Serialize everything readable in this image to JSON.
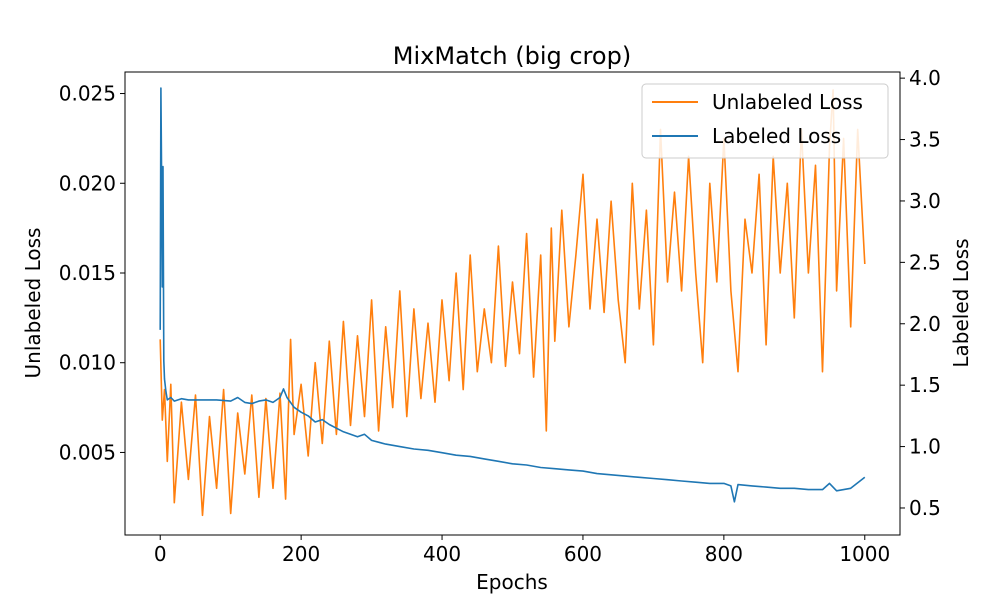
{
  "chart_data": {
    "type": "line",
    "title": "MixMatch (big crop)",
    "xlabel": "Epochs",
    "ylabel_left": "Unlabeled Loss",
    "ylabel_right": "Labeled Loss",
    "xlim": [
      -50,
      1050
    ],
    "ylim_left": [
      0.0004,
      0.0262
    ],
    "ylim_right": [
      0.28,
      4.05
    ],
    "x_ticks": [
      0,
      200,
      400,
      600,
      800,
      1000
    ],
    "y_ticks_left": [
      0.005,
      0.01,
      0.015,
      0.02,
      0.025
    ],
    "y_tick_labels_left": [
      "0.005",
      "0.010",
      "0.015",
      "0.020",
      "0.025"
    ],
    "y_ticks_right": [
      0.5,
      1.0,
      1.5,
      2.0,
      2.5,
      3.0,
      3.5,
      4.0
    ],
    "y_tick_labels_right": [
      "0.5",
      "1.0",
      "1.5",
      "2.0",
      "2.5",
      "3.0",
      "3.5",
      "4.0"
    ],
    "legend_position": "upper right",
    "grid": false,
    "series": [
      {
        "name": "Unlabeled Loss",
        "axis": "left",
        "color": "#ff7f0e",
        "x": [
          0,
          3,
          6,
          10,
          15,
          20,
          30,
          40,
          50,
          60,
          70,
          80,
          90,
          100,
          110,
          120,
          130,
          140,
          150,
          160,
          170,
          178,
          185,
          190,
          200,
          210,
          220,
          230,
          240,
          250,
          260,
          270,
          280,
          290,
          300,
          310,
          320,
          330,
          340,
          350,
          360,
          370,
          380,
          390,
          400,
          410,
          420,
          430,
          440,
          450,
          460,
          470,
          480,
          490,
          500,
          510,
          520,
          530,
          540,
          548,
          555,
          560,
          570,
          580,
          590,
          600,
          610,
          620,
          630,
          640,
          650,
          660,
          670,
          680,
          690,
          700,
          706,
          710,
          720,
          730,
          740,
          750,
          760,
          770,
          780,
          790,
          800,
          810,
          820,
          830,
          840,
          850,
          860,
          870,
          880,
          890,
          900,
          910,
          920,
          930,
          940,
          950,
          955,
          960,
          970,
          980,
          990,
          1000
        ],
        "y": [
          0.0113,
          0.0068,
          0.0085,
          0.0045,
          0.0088,
          0.0022,
          0.0078,
          0.0035,
          0.0082,
          0.0015,
          0.007,
          0.003,
          0.0085,
          0.0016,
          0.0072,
          0.0038,
          0.0082,
          0.0025,
          0.008,
          0.003,
          0.0083,
          0.0024,
          0.0113,
          0.006,
          0.0088,
          0.0048,
          0.01,
          0.0055,
          0.0112,
          0.006,
          0.0123,
          0.0065,
          0.0115,
          0.007,
          0.0135,
          0.0062,
          0.012,
          0.0075,
          0.014,
          0.007,
          0.013,
          0.008,
          0.0122,
          0.0078,
          0.0135,
          0.009,
          0.015,
          0.0085,
          0.016,
          0.0095,
          0.013,
          0.01,
          0.0165,
          0.0098,
          0.0145,
          0.0105,
          0.0172,
          0.0092,
          0.016,
          0.0062,
          0.0175,
          0.0112,
          0.0185,
          0.012,
          0.016,
          0.0205,
          0.013,
          0.018,
          0.0128,
          0.019,
          0.0135,
          0.01,
          0.02,
          0.013,
          0.0185,
          0.011,
          0.018,
          0.023,
          0.0145,
          0.0195,
          0.014,
          0.0215,
          0.015,
          0.01,
          0.02,
          0.0145,
          0.0225,
          0.014,
          0.0095,
          0.018,
          0.015,
          0.0205,
          0.011,
          0.0215,
          0.015,
          0.02,
          0.0125,
          0.023,
          0.015,
          0.021,
          0.0095,
          0.022,
          0.0252,
          0.014,
          0.0225,
          0.012,
          0.023,
          0.0155
        ]
      },
      {
        "name": "Labeled Loss",
        "axis": "right",
        "color": "#1f77b4",
        "x": [
          0,
          1,
          2,
          3,
          4,
          5,
          6,
          8,
          10,
          15,
          20,
          30,
          40,
          60,
          80,
          100,
          110,
          120,
          130,
          140,
          150,
          160,
          170,
          175,
          180,
          190,
          200,
          210,
          220,
          230,
          240,
          250,
          260,
          270,
          280,
          290,
          300,
          320,
          340,
          360,
          380,
          400,
          420,
          440,
          460,
          480,
          500,
          520,
          540,
          560,
          580,
          600,
          620,
          640,
          660,
          680,
          700,
          720,
          740,
          760,
          780,
          800,
          810,
          815,
          820,
          840,
          860,
          880,
          900,
          920,
          940,
          950,
          960,
          980,
          1000
        ],
        "y": [
          1.95,
          3.92,
          3.2,
          2.3,
          3.28,
          1.7,
          1.55,
          1.45,
          1.38,
          1.4,
          1.37,
          1.39,
          1.38,
          1.38,
          1.38,
          1.37,
          1.4,
          1.36,
          1.35,
          1.37,
          1.38,
          1.36,
          1.4,
          1.47,
          1.4,
          1.32,
          1.28,
          1.25,
          1.2,
          1.22,
          1.18,
          1.15,
          1.12,
          1.1,
          1.08,
          1.1,
          1.05,
          1.02,
          1.0,
          0.98,
          0.97,
          0.95,
          0.93,
          0.92,
          0.9,
          0.88,
          0.86,
          0.85,
          0.83,
          0.82,
          0.81,
          0.8,
          0.78,
          0.77,
          0.76,
          0.75,
          0.74,
          0.73,
          0.72,
          0.71,
          0.7,
          0.7,
          0.68,
          0.55,
          0.69,
          0.68,
          0.67,
          0.66,
          0.66,
          0.65,
          0.65,
          0.7,
          0.64,
          0.66,
          0.75
        ]
      }
    ]
  }
}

# # # #

_Instructions for the task_. Go through the listing above and write it all out exactly, leaving out any picture.

_Correct result_.
Serialize everything readable in this image to JSON.
{
  "chart_data": {
    "type": "line",
    "title": "MixMatch (big crop)",
    "xlabel": "Epochs",
    "ylabel_left": "Unlabeled Loss",
    "ylabel_right": "Labeled Loss",
    "xlim": [
      -50,
      1050
    ],
    "ylim_left": [
      0.0004,
      0.0262
    ],
    "ylim_right": [
      0.28,
      4.05
    ],
    "x_ticks": [
      0,
      200,
      400,
      600,
      800,
      1000
    ],
    "y_ticks_left": [
      0.005,
      0.01,
      0.015,
      0.02,
      0.025
    ],
    "y_tick_labels_left": [
      "0.005",
      "0.010",
      "0.015",
      "0.020",
      "0.025"
    ],
    "y_ticks_right": [
      0.5,
      1.0,
      1.5,
      2.0,
      2.5,
      3.0,
      3.5,
      4.0
    ],
    "y_tick_labels_right": [
      "0.5",
      "1.0",
      "1.5",
      "2.0",
      "2.5",
      "3.0",
      "3.5",
      "4.0"
    ],
    "legend_position": "upper right",
    "grid": false,
    "series": [
      {
        "name": "Unlabeled Loss",
        "axis": "left",
        "color": "#ff7f0e",
        "x": [
          0,
          3,
          6,
          10,
          15,
          20,
          30,
          40,
          50,
          60,
          70,
          80,
          90,
          100,
          110,
          120,
          130,
          140,
          150,
          160,
          170,
          178,
          185,
          190,
          200,
          210,
          220,
          230,
          240,
          250,
          260,
          270,
          280,
          290,
          300,
          310,
          320,
          330,
          340,
          350,
          360,
          370,
          380,
          390,
          400,
          410,
          420,
          430,
          440,
          450,
          460,
          470,
          480,
          490,
          500,
          510,
          520,
          530,
          540,
          548,
          555,
          560,
          570,
          580,
          590,
          600,
          610,
          620,
          630,
          640,
          650,
          660,
          670,
          680,
          690,
          700,
          706,
          710,
          720,
          730,
          740,
          750,
          760,
          770,
          780,
          790,
          800,
          810,
          820,
          830,
          840,
          850,
          860,
          870,
          880,
          890,
          900,
          910,
          920,
          930,
          940,
          950,
          955,
          960,
          970,
          980,
          990,
          1000
        ],
        "y": [
          0.0113,
          0.0068,
          0.0085,
          0.0045,
          0.0088,
          0.0022,
          0.0078,
          0.0035,
          0.0082,
          0.0015,
          0.007,
          0.003,
          0.0085,
          0.0016,
          0.0072,
          0.0038,
          0.0082,
          0.0025,
          0.008,
          0.003,
          0.0083,
          0.0024,
          0.0113,
          0.006,
          0.0088,
          0.0048,
          0.01,
          0.0055,
          0.0112,
          0.006,
          0.0123,
          0.0065,
          0.0115,
          0.007,
          0.0135,
          0.0062,
          0.012,
          0.0075,
          0.014,
          0.007,
          0.013,
          0.008,
          0.0122,
          0.0078,
          0.0135,
          0.009,
          0.015,
          0.0085,
          0.016,
          0.0095,
          0.013,
          0.01,
          0.0165,
          0.0098,
          0.0145,
          0.0105,
          0.0172,
          0.0092,
          0.016,
          0.0062,
          0.0175,
          0.0112,
          0.0185,
          0.012,
          0.016,
          0.0205,
          0.013,
          0.018,
          0.0128,
          0.019,
          0.0135,
          0.01,
          0.02,
          0.013,
          0.0185,
          0.011,
          0.018,
          0.023,
          0.0145,
          0.0195,
          0.014,
          0.0215,
          0.015,
          0.01,
          0.02,
          0.0145,
          0.0225,
          0.014,
          0.0095,
          0.018,
          0.015,
          0.0205,
          0.011,
          0.0215,
          0.015,
          0.02,
          0.0125,
          0.023,
          0.015,
          0.021,
          0.0095,
          0.022,
          0.0252,
          0.014,
          0.0225,
          0.012,
          0.023,
          0.0155
        ]
      },
      {
        "name": "Labeled Loss",
        "axis": "right",
        "color": "#1f77b4",
        "x": [
          0,
          1,
          2,
          3,
          4,
          5,
          6,
          8,
          10,
          15,
          20,
          30,
          40,
          60,
          80,
          100,
          110,
          120,
          130,
          140,
          150,
          160,
          170,
          175,
          180,
          190,
          200,
          210,
          220,
          230,
          240,
          250,
          260,
          270,
          280,
          290,
          300,
          320,
          340,
          360,
          380,
          400,
          420,
          440,
          460,
          480,
          500,
          520,
          540,
          560,
          580,
          600,
          620,
          640,
          660,
          680,
          700,
          720,
          740,
          760,
          780,
          800,
          810,
          815,
          820,
          840,
          860,
          880,
          900,
          920,
          940,
          950,
          960,
          980,
          1000
        ],
        "y": [
          1.95,
          3.92,
          3.2,
          2.3,
          3.28,
          1.7,
          1.55,
          1.45,
          1.38,
          1.4,
          1.37,
          1.39,
          1.38,
          1.38,
          1.38,
          1.37,
          1.4,
          1.36,
          1.35,
          1.37,
          1.38,
          1.36,
          1.4,
          1.47,
          1.4,
          1.32,
          1.28,
          1.25,
          1.2,
          1.22,
          1.18,
          1.15,
          1.12,
          1.1,
          1.08,
          1.1,
          1.05,
          1.02,
          1.0,
          0.98,
          0.97,
          0.95,
          0.93,
          0.92,
          0.9,
          0.88,
          0.86,
          0.85,
          0.83,
          0.82,
          0.81,
          0.8,
          0.78,
          0.77,
          0.76,
          0.75,
          0.74,
          0.73,
          0.72,
          0.71,
          0.7,
          0.7,
          0.68,
          0.55,
          0.69,
          0.68,
          0.67,
          0.66,
          0.66,
          0.65,
          0.65,
          0.7,
          0.64,
          0.66,
          0.75
        ]
      }
    ]
  }
}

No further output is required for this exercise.